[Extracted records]
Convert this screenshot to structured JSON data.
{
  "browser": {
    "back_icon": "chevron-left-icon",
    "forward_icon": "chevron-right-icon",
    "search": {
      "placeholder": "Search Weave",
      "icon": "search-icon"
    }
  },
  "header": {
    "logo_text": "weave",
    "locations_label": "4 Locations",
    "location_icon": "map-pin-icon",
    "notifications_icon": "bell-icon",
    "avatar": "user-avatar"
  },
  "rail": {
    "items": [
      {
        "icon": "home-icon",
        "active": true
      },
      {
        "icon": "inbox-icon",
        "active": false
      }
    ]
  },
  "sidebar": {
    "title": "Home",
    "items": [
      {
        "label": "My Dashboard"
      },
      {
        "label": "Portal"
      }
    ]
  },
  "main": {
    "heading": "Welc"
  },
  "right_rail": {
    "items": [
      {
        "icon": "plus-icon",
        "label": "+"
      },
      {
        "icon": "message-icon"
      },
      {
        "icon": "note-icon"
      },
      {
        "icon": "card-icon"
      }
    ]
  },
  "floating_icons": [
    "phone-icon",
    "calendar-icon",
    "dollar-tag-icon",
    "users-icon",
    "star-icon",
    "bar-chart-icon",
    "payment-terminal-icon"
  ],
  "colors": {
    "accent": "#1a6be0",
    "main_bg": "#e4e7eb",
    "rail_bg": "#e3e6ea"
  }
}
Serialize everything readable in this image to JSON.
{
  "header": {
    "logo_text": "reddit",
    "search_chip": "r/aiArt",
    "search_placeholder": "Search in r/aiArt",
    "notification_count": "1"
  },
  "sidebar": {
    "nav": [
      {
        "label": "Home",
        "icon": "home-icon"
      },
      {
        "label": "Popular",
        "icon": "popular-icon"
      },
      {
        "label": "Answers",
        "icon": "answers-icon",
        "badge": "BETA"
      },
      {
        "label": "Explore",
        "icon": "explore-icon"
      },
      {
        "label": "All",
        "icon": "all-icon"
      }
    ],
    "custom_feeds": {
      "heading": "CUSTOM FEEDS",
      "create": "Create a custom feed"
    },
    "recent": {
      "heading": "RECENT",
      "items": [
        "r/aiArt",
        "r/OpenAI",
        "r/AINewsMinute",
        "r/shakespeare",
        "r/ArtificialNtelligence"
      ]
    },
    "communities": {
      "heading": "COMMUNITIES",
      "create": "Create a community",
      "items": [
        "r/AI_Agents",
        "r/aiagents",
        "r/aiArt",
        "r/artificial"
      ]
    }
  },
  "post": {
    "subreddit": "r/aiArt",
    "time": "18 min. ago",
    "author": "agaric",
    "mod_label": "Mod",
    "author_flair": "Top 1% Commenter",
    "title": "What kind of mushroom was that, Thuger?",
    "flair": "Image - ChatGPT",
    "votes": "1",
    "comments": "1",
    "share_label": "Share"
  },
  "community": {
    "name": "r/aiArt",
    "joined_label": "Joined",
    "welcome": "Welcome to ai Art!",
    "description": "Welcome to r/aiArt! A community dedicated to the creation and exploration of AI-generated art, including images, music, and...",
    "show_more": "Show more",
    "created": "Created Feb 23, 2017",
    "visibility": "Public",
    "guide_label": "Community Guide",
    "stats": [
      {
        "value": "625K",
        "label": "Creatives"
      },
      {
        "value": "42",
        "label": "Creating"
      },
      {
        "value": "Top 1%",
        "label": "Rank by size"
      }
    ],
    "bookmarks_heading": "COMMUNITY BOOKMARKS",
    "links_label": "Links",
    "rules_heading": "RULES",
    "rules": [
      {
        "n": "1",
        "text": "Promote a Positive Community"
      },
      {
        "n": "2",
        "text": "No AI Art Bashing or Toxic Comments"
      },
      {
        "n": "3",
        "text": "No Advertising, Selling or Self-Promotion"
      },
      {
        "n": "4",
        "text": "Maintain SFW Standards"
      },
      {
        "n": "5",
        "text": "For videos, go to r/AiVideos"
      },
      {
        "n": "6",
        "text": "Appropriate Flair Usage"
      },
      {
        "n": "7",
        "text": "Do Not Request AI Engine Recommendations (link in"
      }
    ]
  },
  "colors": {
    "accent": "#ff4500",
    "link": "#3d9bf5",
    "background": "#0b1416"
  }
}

◆ **What to produce**: Only a number is wanted: how many lines of the material include the word "Welcome".

◆ **Worked answer**: 2